▼▼▼

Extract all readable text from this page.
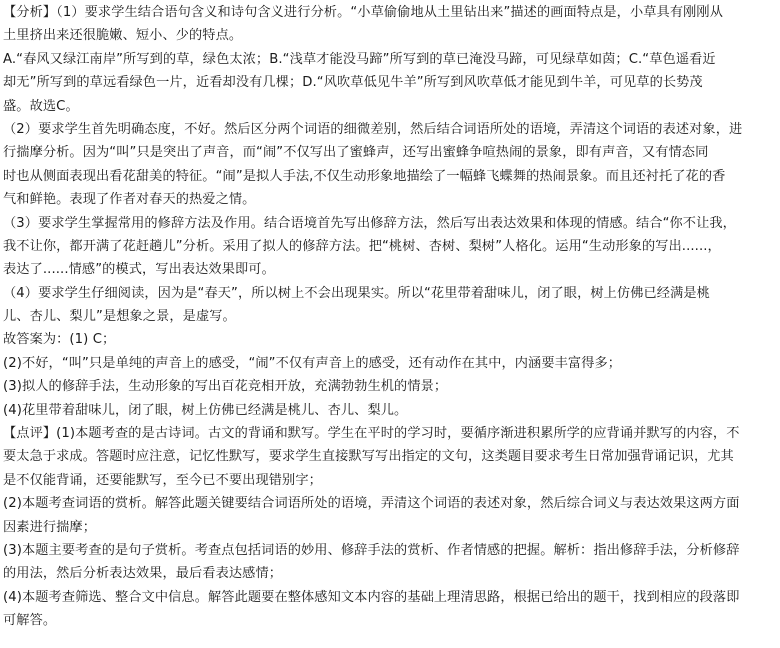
【分析】（1）要求学生结合语句含义和诗句含义进行分析。“小草偷偷地从土里钻出来”描述的画面特点是，小草具有刚刚从
土里挤出来还很脆嫩、短小、少的特点。
A.“春风又绿江南岸”所写到的草，绿色太浓；B.“浅草才能没马蹄”所写到的草已淹没马蹄，可见绿草如茵；C.“草色遥看近
却无”所写到的草远看绿色一片，近看却没有几棵；D.“风吹草低见牛羊”所写到风吹草低才能见到牛羊，可见草的长势茂
盛。故选C。
（2）要求学生首先明确态度，不好。然后区分两个词语的细微差别，然后结合词语所处的语境，弄清这个词语的表述对象，进
行揣摩分析。因为“叫”只是突出了声音，而“闹”不仅写出了蜜蜂声，还写出蜜蜂争喧热闹的景象，即有声音，又有情态同
时也从侧面表现出看花甜美的特征。“闹”是拟人手法,不仅生动形象地描绘了一幅蜂飞蝶舞的热闹景象。而且还衬托了花的香
气和鲜艳。表现了作者对春天的热爱之情。
（3）要求学生掌握常用的修辞方法及作用。结合语境首先写出修辞方法，然后写出表达效果和体现的情感。结合“你不让我，
我不让你，都开满了花赶趟儿”分析。采用了拟人的修辞方法。把“桃树、杏树、梨树”人格化。运用“生动形象的写出......，
表达了......情感”的模式，写出表达效果即可。
（4）要求学生仔细阅读，因为是“春天”，所以树上不会出现果实。所以“花里带着甜味儿，闭了眼，树上仿佛已经满是桃
儿、杏儿、梨儿”是想象之景，是虚写。
故答案为：(1) C；
(2)不好，“叫”只是单纯的声音上的感受，“闹”不仅有声音上的感受，还有动作在其中，内涵要丰富得多；
(3)拟人的修辞手法，生动形象的写出百花竞相开放，充满勃勃生机的情景；
(4)花里带着甜味儿，闭了眼，树上仿佛已经满是桃儿、杏儿、梨儿。
【点评】(1)本题考查的是古诗词。古文的背诵和默写。学生在平时的学习时，要循序渐进积累所学的应背诵并默写的内容，不
要太急于求成。答题时应注意，记忆性默写，要求学生直接默写写出指定的文句，这类题目要求考生日常加强背诵记识，尤其
是不仅能背诵，还要能默写，至今已不要出现错别字；
(2)本题考查词语的赏析。解答此题关键要结合词语所处的语境，弄清这个词语的表述对象，然后综合词义与表达效果这两方面
因素进行揣摩；
(3)本题主要考查的是句子赏析。考查点包括词语的妙用、修辞手法的赏析、作者情感的把握。解析：指出修辞手法，分析修辞
的用法，然后分析表达效果，最后看表达感情；
(4)本题考查筛选、整合文中信息。解答此题要在整体感知文本内容的基础上理清思路，根据已给出的题干，找到相应的段落即
可解答。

▲▲▲

> [The problem] Of the lines above, how many hold the word "弄清这个词语的表述对象"? Say the number alone.

> [Exercise response] 2